Request → State how many lines of the entries below hold the word "créneaux"; reply with nothing but the number.
>> begin Input material
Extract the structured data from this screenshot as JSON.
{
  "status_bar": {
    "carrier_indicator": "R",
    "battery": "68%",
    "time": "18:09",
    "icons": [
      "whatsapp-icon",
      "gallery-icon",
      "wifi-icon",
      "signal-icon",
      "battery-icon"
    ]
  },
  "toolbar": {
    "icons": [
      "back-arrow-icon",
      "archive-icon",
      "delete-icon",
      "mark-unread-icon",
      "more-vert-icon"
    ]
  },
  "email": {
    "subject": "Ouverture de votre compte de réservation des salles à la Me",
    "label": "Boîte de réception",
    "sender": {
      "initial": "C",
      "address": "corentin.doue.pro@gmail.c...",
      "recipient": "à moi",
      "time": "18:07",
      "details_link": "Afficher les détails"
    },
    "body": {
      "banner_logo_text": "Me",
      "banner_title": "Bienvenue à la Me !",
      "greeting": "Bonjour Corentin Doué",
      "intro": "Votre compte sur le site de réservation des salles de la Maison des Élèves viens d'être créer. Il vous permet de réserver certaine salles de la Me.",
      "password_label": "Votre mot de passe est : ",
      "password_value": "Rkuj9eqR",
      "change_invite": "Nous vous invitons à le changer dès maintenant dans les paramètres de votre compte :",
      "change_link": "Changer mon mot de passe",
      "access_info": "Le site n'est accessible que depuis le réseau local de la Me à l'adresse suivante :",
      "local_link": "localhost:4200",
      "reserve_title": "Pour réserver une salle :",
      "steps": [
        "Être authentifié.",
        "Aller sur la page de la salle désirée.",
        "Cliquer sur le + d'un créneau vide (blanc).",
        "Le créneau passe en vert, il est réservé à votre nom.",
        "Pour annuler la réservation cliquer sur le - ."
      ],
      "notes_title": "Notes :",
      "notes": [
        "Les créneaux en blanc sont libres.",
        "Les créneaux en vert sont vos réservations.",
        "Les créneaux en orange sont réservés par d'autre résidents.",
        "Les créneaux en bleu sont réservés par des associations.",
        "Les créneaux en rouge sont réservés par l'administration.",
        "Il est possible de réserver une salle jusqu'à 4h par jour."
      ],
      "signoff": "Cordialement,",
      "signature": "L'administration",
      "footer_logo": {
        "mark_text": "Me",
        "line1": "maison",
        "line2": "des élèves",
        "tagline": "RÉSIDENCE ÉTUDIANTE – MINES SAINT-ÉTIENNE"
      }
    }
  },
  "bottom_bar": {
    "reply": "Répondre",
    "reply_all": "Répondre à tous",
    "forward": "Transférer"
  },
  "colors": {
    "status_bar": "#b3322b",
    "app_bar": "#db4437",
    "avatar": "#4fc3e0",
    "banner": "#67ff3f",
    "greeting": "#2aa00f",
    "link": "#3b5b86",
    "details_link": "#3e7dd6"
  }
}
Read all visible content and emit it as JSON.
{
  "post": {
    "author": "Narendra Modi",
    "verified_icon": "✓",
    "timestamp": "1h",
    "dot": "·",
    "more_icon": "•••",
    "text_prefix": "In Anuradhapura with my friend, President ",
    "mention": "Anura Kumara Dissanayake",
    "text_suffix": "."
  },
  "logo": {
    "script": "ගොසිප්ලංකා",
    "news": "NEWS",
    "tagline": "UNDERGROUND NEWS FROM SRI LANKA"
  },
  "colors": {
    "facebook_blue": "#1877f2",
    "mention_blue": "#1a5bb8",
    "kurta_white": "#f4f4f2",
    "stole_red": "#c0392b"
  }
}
>> end Input material
The answer → 5